**DATA TO PROCESS**
_ _ _ _ _ _ _

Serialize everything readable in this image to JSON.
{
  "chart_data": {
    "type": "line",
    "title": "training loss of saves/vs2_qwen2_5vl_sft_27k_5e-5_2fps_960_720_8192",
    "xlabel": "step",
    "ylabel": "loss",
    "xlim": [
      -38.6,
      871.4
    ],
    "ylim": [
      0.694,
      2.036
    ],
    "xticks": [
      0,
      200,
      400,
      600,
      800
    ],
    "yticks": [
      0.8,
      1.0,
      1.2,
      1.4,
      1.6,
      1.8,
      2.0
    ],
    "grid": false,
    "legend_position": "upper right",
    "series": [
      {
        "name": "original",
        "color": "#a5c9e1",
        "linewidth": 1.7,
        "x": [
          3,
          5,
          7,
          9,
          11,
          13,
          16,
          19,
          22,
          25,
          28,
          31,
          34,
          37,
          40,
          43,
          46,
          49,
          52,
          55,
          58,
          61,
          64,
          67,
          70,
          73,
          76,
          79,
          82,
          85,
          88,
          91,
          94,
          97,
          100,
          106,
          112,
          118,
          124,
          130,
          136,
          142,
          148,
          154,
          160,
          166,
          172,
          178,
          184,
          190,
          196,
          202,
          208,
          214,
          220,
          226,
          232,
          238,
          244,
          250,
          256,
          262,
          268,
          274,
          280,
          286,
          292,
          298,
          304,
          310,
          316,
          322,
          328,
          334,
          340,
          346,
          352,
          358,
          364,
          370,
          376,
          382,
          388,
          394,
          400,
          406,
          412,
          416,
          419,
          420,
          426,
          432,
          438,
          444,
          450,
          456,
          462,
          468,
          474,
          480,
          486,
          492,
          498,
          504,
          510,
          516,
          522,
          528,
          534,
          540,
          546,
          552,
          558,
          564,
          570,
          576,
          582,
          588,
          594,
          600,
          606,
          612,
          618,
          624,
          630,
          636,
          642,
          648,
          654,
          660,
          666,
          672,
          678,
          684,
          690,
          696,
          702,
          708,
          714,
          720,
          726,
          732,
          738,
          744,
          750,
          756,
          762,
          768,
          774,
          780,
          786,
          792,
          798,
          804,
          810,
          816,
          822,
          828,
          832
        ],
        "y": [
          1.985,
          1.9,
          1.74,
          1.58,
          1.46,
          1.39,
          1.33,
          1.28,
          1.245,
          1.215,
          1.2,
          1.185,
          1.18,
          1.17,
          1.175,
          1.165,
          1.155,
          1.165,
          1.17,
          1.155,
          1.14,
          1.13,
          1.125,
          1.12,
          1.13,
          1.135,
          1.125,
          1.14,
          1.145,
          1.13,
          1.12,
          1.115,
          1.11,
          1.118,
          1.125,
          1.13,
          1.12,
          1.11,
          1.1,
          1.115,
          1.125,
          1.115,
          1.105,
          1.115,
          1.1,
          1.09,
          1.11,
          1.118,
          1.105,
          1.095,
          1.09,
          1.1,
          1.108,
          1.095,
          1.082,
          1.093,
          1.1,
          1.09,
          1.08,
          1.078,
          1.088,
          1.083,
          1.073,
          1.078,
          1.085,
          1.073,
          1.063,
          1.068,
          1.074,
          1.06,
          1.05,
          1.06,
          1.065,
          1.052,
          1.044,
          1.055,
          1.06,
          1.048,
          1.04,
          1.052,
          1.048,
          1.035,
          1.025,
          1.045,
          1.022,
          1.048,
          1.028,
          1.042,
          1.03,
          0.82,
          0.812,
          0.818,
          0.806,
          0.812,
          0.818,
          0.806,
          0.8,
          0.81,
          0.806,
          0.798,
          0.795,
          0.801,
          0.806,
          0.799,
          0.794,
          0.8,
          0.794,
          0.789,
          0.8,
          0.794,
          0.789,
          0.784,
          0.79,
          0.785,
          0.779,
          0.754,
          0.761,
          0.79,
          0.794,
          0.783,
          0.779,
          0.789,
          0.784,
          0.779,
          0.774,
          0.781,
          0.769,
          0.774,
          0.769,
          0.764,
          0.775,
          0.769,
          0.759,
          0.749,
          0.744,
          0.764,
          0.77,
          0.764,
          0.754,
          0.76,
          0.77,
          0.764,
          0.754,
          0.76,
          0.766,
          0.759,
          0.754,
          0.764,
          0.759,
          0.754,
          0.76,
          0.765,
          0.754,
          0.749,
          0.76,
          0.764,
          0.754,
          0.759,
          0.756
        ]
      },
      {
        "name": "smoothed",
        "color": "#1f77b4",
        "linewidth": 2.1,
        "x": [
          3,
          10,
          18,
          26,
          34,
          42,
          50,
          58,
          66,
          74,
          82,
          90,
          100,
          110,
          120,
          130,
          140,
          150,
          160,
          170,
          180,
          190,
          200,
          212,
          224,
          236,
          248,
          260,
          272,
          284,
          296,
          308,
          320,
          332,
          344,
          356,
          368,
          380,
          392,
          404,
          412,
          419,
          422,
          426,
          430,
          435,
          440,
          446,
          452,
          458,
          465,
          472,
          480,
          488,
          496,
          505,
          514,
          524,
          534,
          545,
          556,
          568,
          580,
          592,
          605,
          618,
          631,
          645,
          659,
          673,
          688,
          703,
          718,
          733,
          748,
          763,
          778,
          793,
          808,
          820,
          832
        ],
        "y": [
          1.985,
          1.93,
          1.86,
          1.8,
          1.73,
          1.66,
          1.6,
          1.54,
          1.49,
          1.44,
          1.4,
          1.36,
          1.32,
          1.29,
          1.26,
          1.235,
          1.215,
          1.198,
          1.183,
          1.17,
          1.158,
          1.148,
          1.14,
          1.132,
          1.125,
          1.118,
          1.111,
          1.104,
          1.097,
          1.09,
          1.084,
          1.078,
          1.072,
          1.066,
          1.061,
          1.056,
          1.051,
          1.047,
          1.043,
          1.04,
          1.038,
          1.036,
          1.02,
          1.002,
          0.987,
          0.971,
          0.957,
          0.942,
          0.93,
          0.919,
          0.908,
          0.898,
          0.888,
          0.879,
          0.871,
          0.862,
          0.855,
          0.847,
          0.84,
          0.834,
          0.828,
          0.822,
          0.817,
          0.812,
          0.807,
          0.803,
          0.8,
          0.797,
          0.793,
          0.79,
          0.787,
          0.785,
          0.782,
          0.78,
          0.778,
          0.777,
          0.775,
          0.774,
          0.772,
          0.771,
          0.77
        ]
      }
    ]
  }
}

_ _ _ _ _ _ _

**WHAT IS REQUIRED**
Say how many lines in the records above hold "loss", and give no other text.

**ANSWER TO THIS EXERCISE**
2